(Data entries for graphics)
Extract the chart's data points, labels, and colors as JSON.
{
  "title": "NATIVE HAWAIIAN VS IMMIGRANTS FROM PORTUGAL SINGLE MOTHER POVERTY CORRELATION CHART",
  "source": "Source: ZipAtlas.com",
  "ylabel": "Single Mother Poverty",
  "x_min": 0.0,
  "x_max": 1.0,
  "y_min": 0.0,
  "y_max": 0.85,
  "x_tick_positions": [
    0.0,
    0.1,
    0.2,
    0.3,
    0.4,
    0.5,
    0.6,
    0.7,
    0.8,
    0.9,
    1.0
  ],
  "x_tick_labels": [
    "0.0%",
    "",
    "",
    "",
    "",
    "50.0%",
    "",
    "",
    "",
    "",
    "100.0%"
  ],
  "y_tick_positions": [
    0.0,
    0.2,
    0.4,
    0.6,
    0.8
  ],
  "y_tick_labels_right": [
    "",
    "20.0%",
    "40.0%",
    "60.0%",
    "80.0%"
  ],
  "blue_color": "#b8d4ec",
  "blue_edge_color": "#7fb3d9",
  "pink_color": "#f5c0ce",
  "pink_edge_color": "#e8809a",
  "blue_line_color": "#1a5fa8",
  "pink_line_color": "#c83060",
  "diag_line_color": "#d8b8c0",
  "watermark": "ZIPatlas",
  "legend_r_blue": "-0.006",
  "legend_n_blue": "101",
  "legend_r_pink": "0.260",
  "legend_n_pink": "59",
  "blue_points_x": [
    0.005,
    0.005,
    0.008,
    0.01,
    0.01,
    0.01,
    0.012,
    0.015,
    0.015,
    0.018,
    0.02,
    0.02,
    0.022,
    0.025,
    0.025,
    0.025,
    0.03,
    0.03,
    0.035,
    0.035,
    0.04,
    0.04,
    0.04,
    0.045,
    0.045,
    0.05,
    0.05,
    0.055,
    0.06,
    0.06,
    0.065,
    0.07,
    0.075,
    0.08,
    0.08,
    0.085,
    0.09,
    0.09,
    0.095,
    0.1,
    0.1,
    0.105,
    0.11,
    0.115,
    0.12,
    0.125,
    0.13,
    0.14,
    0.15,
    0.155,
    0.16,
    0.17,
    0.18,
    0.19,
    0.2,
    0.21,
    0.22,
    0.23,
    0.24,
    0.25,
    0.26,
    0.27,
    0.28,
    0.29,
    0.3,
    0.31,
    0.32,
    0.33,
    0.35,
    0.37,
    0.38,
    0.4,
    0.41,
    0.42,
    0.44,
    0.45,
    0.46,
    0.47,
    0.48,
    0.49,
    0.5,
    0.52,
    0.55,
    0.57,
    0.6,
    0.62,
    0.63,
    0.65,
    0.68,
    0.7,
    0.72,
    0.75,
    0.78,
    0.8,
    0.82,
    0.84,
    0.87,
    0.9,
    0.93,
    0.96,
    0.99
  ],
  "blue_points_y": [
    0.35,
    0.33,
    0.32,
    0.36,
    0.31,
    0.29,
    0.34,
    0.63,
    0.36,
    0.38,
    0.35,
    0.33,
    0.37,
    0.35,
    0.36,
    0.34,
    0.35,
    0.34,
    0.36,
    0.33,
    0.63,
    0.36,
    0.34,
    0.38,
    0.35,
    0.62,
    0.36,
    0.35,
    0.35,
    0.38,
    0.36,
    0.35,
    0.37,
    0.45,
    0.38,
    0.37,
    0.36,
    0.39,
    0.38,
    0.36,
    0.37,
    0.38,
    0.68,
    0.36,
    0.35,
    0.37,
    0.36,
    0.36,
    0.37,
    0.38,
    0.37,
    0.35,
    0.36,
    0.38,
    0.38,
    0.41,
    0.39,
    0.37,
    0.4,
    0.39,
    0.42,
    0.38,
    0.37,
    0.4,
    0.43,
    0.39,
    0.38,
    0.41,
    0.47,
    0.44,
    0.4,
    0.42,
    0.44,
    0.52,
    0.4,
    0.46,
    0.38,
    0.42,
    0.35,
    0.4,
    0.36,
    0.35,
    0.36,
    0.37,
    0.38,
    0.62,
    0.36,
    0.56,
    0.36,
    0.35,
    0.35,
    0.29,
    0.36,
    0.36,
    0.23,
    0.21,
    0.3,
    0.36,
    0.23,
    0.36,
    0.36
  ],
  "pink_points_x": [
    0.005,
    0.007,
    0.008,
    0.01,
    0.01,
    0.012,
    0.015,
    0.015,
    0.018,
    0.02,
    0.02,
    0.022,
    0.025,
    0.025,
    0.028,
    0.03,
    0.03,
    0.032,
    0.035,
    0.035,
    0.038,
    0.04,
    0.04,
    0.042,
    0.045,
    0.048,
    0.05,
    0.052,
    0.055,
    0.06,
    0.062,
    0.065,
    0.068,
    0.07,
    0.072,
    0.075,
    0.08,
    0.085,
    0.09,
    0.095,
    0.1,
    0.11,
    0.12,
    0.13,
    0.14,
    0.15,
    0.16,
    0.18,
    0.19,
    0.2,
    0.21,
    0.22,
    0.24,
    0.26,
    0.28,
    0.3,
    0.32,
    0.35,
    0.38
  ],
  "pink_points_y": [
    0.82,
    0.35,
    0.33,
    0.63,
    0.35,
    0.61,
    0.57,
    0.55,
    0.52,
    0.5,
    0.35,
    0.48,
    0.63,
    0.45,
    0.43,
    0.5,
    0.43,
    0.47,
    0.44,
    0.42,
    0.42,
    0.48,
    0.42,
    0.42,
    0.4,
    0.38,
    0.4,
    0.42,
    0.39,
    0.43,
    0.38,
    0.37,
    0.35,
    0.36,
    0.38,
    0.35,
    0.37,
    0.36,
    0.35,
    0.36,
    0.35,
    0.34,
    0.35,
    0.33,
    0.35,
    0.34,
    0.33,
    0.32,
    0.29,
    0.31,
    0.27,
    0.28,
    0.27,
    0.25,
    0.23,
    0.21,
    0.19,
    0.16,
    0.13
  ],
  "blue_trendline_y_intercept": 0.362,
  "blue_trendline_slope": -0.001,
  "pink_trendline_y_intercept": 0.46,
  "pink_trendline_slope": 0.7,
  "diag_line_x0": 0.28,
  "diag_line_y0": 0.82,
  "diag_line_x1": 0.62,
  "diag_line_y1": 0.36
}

TASK DESCRIPTION:
Reproduce the material in full, with no word added or dropped.

EXERCISE ANSWER:
Extract the chart's data points, labels, and colors as JSON.
{
  "title": "NATIVE HAWAIIAN VS IMMIGRANTS FROM PORTUGAL SINGLE MOTHER POVERTY CORRELATION CHART",
  "source": "Source: ZipAtlas.com",
  "ylabel": "Single Mother Poverty",
  "x_min": 0.0,
  "x_max": 1.0,
  "y_min": 0.0,
  "y_max": 0.85,
  "x_tick_positions": [
    0.0,
    0.1,
    0.2,
    0.3,
    0.4,
    0.5,
    0.6,
    0.7,
    0.8,
    0.9,
    1.0
  ],
  "x_tick_labels": [
    "0.0%",
    "",
    "",
    "",
    "",
    "50.0%",
    "",
    "",
    "",
    "",
    "100.0%"
  ],
  "y_tick_positions": [
    0.0,
    0.2,
    0.4,
    0.6,
    0.8
  ],
  "y_tick_labels_right": [
    "",
    "20.0%",
    "40.0%",
    "60.0%",
    "80.0%"
  ],
  "blue_color": "#b8d4ec",
  "blue_edge_color": "#7fb3d9",
  "pink_color": "#f5c0ce",
  "pink_edge_color": "#e8809a",
  "blue_line_color": "#1a5fa8",
  "pink_line_color": "#c83060",
  "diag_line_color": "#d8b8c0",
  "watermark": "ZIPatlas",
  "legend_r_blue": "-0.006",
  "legend_n_blue": "101",
  "legend_r_pink": "0.260",
  "legend_n_pink": "59",
  "blue_points_x": [
    0.005,
    0.005,
    0.008,
    0.01,
    0.01,
    0.01,
    0.012,
    0.015,
    0.015,
    0.018,
    0.02,
    0.02,
    0.022,
    0.025,
    0.025,
    0.025,
    0.03,
    0.03,
    0.035,
    0.035,
    0.04,
    0.04,
    0.04,
    0.045,
    0.045,
    0.05,
    0.05,
    0.055,
    0.06,
    0.06,
    0.065,
    0.07,
    0.075,
    0.08,
    0.08,
    0.085,
    0.09,
    0.09,
    0.095,
    0.1,
    0.1,
    0.105,
    0.11,
    0.115,
    0.12,
    0.125,
    0.13,
    0.14,
    0.15,
    0.155,
    0.16,
    0.17,
    0.18,
    0.19,
    0.2,
    0.21,
    0.22,
    0.23,
    0.24,
    0.25,
    0.26,
    0.27,
    0.28,
    0.29,
    0.3,
    0.31,
    0.32,
    0.33,
    0.35,
    0.37,
    0.38,
    0.4,
    0.41,
    0.42,
    0.44,
    0.45,
    0.46,
    0.47,
    0.48,
    0.49,
    0.5,
    0.52,
    0.55,
    0.57,
    0.6,
    0.62,
    0.63,
    0.65,
    0.68,
    0.7,
    0.72,
    0.75,
    0.78,
    0.8,
    0.82,
    0.84,
    0.87,
    0.9,
    0.93,
    0.96,
    0.99
  ],
  "blue_points_y": [
    0.35,
    0.33,
    0.32,
    0.36,
    0.31,
    0.29,
    0.34,
    0.63,
    0.36,
    0.38,
    0.35,
    0.33,
    0.37,
    0.35,
    0.36,
    0.34,
    0.35,
    0.34,
    0.36,
    0.33,
    0.63,
    0.36,
    0.34,
    0.38,
    0.35,
    0.62,
    0.36,
    0.35,
    0.35,
    0.38,
    0.36,
    0.35,
    0.37,
    0.45,
    0.38,
    0.37,
    0.36,
    0.39,
    0.38,
    0.36,
    0.37,
    0.38,
    0.68,
    0.36,
    0.35,
    0.37,
    0.36,
    0.36,
    0.37,
    0.38,
    0.37,
    0.35,
    0.36,
    0.38,
    0.38,
    0.41,
    0.39,
    0.37,
    0.4,
    0.39,
    0.42,
    0.38,
    0.37,
    0.4,
    0.43,
    0.39,
    0.38,
    0.41,
    0.47,
    0.44,
    0.4,
    0.42,
    0.44,
    0.52,
    0.4,
    0.46,
    0.38,
    0.42,
    0.35,
    0.4,
    0.36,
    0.35,
    0.36,
    0.37,
    0.38,
    0.62,
    0.36,
    0.56,
    0.36,
    0.35,
    0.35,
    0.29,
    0.36,
    0.36,
    0.23,
    0.21,
    0.3,
    0.36,
    0.23,
    0.36,
    0.36
  ],
  "pink_points_x": [
    0.005,
    0.007,
    0.008,
    0.01,
    0.01,
    0.012,
    0.015,
    0.015,
    0.018,
    0.02,
    0.02,
    0.022,
    0.025,
    0.025,
    0.028,
    0.03,
    0.03,
    0.032,
    0.035,
    0.035,
    0.038,
    0.04,
    0.04,
    0.042,
    0.045,
    0.048,
    0.05,
    0.052,
    0.055,
    0.06,
    0.062,
    0.065,
    0.068,
    0.07,
    0.072,
    0.075,
    0.08,
    0.085,
    0.09,
    0.095,
    0.1,
    0.11,
    0.12,
    0.13,
    0.14,
    0.15,
    0.16,
    0.18,
    0.19,
    0.2,
    0.21,
    0.22,
    0.24,
    0.26,
    0.28,
    0.3,
    0.32,
    0.35,
    0.38
  ],
  "pink_points_y": [
    0.82,
    0.35,
    0.33,
    0.63,
    0.35,
    0.61,
    0.57,
    0.55,
    0.52,
    0.5,
    0.35,
    0.48,
    0.63,
    0.45,
    0.43,
    0.5,
    0.43,
    0.47,
    0.44,
    0.42,
    0.42,
    0.48,
    0.42,
    0.42,
    0.4,
    0.38,
    0.4,
    0.42,
    0.39,
    0.43,
    0.38,
    0.37,
    0.35,
    0.36,
    0.38,
    0.35,
    0.37,
    0.36,
    0.35,
    0.36,
    0.35,
    0.34,
    0.35,
    0.33,
    0.35,
    0.34,
    0.33,
    0.32,
    0.29,
    0.31,
    0.27,
    0.28,
    0.27,
    0.25,
    0.23,
    0.21,
    0.19,
    0.16,
    0.13
  ],
  "blue_trendline_y_intercept": 0.362,
  "blue_trendline_slope": -0.001,
  "pink_trendline_y_intercept": 0.46,
  "pink_trendline_slope": 0.7,
  "diag_line_x0": 0.28,
  "diag_line_y0": 0.82,
  "diag_line_x1": 0.62,
  "diag_line_y1": 0.36
}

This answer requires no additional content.